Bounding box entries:
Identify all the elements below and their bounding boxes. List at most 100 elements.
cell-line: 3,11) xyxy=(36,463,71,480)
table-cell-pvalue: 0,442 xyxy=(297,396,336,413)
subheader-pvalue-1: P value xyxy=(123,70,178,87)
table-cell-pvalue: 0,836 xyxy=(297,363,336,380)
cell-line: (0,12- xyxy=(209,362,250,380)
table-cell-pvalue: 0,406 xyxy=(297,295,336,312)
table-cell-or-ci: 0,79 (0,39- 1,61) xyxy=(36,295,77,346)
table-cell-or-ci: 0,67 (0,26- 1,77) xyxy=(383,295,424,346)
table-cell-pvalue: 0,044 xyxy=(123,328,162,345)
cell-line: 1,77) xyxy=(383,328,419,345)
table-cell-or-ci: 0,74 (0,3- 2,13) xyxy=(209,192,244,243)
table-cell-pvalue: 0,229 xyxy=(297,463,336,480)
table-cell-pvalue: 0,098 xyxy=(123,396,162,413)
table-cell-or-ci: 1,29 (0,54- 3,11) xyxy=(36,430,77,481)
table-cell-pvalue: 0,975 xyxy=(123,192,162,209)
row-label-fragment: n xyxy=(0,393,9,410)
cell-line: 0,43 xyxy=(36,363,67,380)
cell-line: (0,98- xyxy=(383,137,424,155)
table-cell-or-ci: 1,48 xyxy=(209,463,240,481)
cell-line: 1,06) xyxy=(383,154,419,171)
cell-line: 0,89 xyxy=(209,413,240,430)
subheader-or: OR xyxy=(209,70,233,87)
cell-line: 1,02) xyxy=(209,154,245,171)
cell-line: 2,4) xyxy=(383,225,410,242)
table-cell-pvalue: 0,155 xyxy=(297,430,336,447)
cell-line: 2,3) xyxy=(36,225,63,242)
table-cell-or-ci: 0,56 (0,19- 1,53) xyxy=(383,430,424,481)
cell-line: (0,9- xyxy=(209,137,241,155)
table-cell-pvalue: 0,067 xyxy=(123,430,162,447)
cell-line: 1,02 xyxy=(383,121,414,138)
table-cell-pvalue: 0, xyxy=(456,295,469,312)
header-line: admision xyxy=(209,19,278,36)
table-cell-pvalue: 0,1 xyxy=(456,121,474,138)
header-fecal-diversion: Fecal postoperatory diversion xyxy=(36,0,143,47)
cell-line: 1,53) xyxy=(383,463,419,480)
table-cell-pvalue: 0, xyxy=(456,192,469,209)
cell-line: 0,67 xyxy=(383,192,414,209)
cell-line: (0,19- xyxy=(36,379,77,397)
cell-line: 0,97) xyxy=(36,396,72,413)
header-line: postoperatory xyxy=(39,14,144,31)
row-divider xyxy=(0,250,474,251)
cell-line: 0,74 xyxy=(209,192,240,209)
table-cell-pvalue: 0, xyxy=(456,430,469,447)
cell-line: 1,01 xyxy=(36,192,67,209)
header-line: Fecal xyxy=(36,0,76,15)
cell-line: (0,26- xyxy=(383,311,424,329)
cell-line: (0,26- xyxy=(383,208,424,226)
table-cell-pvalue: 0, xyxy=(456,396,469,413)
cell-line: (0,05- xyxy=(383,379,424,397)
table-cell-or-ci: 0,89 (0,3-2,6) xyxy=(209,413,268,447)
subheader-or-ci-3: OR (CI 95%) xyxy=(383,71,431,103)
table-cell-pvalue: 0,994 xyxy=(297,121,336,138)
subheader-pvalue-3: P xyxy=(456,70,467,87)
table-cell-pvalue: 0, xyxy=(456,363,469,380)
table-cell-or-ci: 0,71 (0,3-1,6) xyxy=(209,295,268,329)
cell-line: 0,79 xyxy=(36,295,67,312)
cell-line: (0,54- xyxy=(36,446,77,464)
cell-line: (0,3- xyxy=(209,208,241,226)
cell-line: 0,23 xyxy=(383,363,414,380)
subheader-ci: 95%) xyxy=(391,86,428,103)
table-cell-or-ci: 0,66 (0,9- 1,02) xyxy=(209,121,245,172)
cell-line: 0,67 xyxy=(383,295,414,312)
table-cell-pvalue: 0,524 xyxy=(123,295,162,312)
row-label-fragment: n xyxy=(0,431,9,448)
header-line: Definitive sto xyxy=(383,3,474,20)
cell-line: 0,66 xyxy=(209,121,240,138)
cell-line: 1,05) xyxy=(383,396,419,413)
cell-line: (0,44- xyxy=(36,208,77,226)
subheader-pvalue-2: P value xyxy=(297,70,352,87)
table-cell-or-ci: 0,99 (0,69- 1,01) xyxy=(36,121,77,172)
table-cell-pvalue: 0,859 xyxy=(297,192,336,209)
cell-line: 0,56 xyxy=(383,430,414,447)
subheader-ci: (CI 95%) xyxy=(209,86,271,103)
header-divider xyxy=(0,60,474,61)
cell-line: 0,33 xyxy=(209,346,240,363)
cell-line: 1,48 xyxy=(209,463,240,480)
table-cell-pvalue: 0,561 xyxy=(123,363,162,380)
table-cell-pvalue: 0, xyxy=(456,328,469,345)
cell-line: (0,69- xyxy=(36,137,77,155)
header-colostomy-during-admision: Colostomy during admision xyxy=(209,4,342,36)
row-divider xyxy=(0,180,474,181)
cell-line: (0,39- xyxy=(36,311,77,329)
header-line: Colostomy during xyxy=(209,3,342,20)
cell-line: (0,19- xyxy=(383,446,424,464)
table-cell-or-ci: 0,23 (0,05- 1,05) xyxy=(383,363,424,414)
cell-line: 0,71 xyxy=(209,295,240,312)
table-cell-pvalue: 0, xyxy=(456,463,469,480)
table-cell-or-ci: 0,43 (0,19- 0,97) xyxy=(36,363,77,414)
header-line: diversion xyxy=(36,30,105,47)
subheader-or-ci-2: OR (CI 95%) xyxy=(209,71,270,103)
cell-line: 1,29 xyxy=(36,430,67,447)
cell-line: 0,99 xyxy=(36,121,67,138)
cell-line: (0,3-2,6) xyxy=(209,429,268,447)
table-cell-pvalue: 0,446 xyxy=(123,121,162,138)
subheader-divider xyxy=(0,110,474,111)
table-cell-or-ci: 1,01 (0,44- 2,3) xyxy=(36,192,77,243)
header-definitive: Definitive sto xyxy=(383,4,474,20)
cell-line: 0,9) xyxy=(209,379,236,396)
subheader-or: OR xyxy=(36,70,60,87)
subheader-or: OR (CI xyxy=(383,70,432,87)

### Exercise prompt:
Write out all of the data above line for line, with no changes.

### The output:
Identify all the elements below and their bounding boxes. List at most 100 elements.
cell-line: 3,11) xyxy=(36,463,71,480)
table-cell-pvalue: 0,442 xyxy=(297,396,336,413)
subheader-pvalue-1: P value xyxy=(123,70,178,87)
table-cell-pvalue: 0,836 xyxy=(297,363,336,380)
cell-line: (0,12- xyxy=(209,362,250,380)
table-cell-pvalue: 0,406 xyxy=(297,295,336,312)
table-cell-or-ci: 0,79 (0,39- 1,61) xyxy=(36,295,77,346)
table-cell-or-ci: 0,67 (0,26- 1,77) xyxy=(383,295,424,346)
table-cell-pvalue: 0,044 xyxy=(123,328,162,345)
cell-line: 1,77) xyxy=(383,328,419,345)
table-cell-or-ci: 0,74 (0,3- 2,13) xyxy=(209,192,244,243)
table-cell-pvalue: 0,229 xyxy=(297,463,336,480)
table-cell-pvalue: 0,098 xyxy=(123,396,162,413)
table-cell-or-ci: 1,29 (0,54- 3,11) xyxy=(36,430,77,481)
table-cell-pvalue: 0,975 xyxy=(123,192,162,209)
row-label-fragment: n xyxy=(0,393,9,410)
cell-line: 0,43 xyxy=(36,363,67,380)
cell-line: (0,98- xyxy=(383,137,424,155)
table-cell-or-ci: 1,48 xyxy=(209,463,240,481)
cell-line: 1,06) xyxy=(383,154,419,171)
cell-line: 0,89 xyxy=(209,413,240,430)
subheader-or: OR xyxy=(209,70,233,87)
cell-line: 1,02) xyxy=(209,154,245,171)
cell-line: 2,4) xyxy=(383,225,410,242)
table-cell-pvalue: 0,155 xyxy=(297,430,336,447)
cell-line: 2,3) xyxy=(36,225,63,242)
table-cell-or-ci: 0,56 (0,19- 1,53) xyxy=(383,430,424,481)
cell-line: (0,9- xyxy=(209,137,241,155)
table-cell-pvalue: 0,067 xyxy=(123,430,162,447)
cell-line: 1,02 xyxy=(383,121,414,138)
table-cell-pvalue: 0, xyxy=(456,295,469,312)
header-line: admision xyxy=(209,19,278,36)
table-cell-pvalue: 0,1 xyxy=(456,121,474,138)
header-fecal-diversion: Fecal postoperatory diversion xyxy=(36,0,143,47)
cell-line: 1,53) xyxy=(383,463,419,480)
table-cell-pvalue: 0, xyxy=(456,192,469,209)
cell-line: 0,67 xyxy=(383,192,414,209)
cell-line: (0,19- xyxy=(36,379,77,397)
cell-line: 0,97) xyxy=(36,396,72,413)
header-line: postoperatory xyxy=(39,14,144,31)
row-divider xyxy=(0,250,474,251)
cell-line: 0,74 xyxy=(209,192,240,209)
table-cell-pvalue: 0, xyxy=(456,430,469,447)
cell-line: 1,01 xyxy=(36,192,67,209)
header-line: Fecal xyxy=(36,0,76,15)
cell-line: (0,26- xyxy=(383,311,424,329)
cell-line: (0,26- xyxy=(383,208,424,226)
table-cell-pvalue: 0, xyxy=(456,396,469,413)
cell-line: (0,05- xyxy=(383,379,424,397)
table-cell-or-ci: 0,89 (0,3-2,6) xyxy=(209,413,268,447)
subheader-or-ci-3: OR (CI 95%) xyxy=(383,71,431,103)
table-cell-pvalue: 0,994 xyxy=(297,121,336,138)
subheader-pvalue-3: P xyxy=(456,70,467,87)
table-cell-pvalue: 0, xyxy=(456,363,469,380)
table-cell-or-ci: 0,71 (0,3-1,6) xyxy=(209,295,268,329)
cell-line: 0,79 xyxy=(36,295,67,312)
cell-line: (0,54- xyxy=(36,446,77,464)
cell-line: (0,3- xyxy=(209,208,241,226)
cell-line: 0,23 xyxy=(383,363,414,380)
subheader-ci: 95%) xyxy=(391,86,428,103)
table-cell-or-ci: 0,66 (0,9- 1,02) xyxy=(209,121,245,172)
cell-line: 0,67 xyxy=(383,295,414,312)
table-cell-pvalue: 0,524 xyxy=(123,295,162,312)
row-label-fragment: n xyxy=(0,431,9,448)
header-line: Definitive sto xyxy=(383,3,474,20)
cell-line: 0,66 xyxy=(209,121,240,138)
cell-line: 1,05) xyxy=(383,396,419,413)
cell-line: (0,44- xyxy=(36,208,77,226)
subheader-pvalue-2: P value xyxy=(297,70,352,87)
table-cell-or-ci: 0,99 (0,69- 1,01) xyxy=(36,121,77,172)
table-cell-pvalue: 0,859 xyxy=(297,192,336,209)
cell-line: 0,56 xyxy=(383,430,414,447)
subheader-ci: (CI 95%) xyxy=(209,86,271,103)
header-divider xyxy=(0,60,474,61)
cell-line: 0,33 xyxy=(209,346,240,363)
cell-line: 1,48 xyxy=(209,463,240,480)
table-cell-pvalue: 0,561 xyxy=(123,363,162,380)
table-cell-pvalue: 0, xyxy=(456,328,469,345)
cell-line: (0,69- xyxy=(36,137,77,155)
header-colostomy-during-admision: Colostomy during admision xyxy=(209,4,342,36)
row-divider xyxy=(0,180,474,181)
cell-line: (0,39- xyxy=(36,311,77,329)
header-line: Colostomy during xyxy=(209,3,342,20)
cell-line: (0,19- xyxy=(383,446,424,464)
table-cell-or-ci: 0,23 (0,05- 1,05) xyxy=(383,363,424,414)
cell-line: 0,71 xyxy=(209,295,240,312)
table-cell-pvalue: 0, xyxy=(456,463,469,480)
table-cell-or-ci: 0,43 (0,19- 0,97) xyxy=(36,363,77,414)
header-line: diversion xyxy=(36,30,105,47)
subheader-or-ci-2: OR (CI 95%) xyxy=(209,71,270,103)
cell-line: 1,29 xyxy=(36,430,67,447)
cell-line: 0,99 xyxy=(36,121,67,138)
cell-line: (0,3-2,6) xyxy=(209,429,268,447)
table-cell-pvalue: 0,446 xyxy=(123,121,162,138)
subheader-divider xyxy=(0,110,474,111)
table-cell-or-ci: 1,01 (0,44- 2,3) xyxy=(36,192,77,243)
header-definitive: Definitive sto xyxy=(383,4,474,20)
cell-line: 0,9) xyxy=(209,379,236,396)
subheader-or: OR xyxy=(36,70,60,87)
subheader-or: OR (CI xyxy=(383,70,432,87)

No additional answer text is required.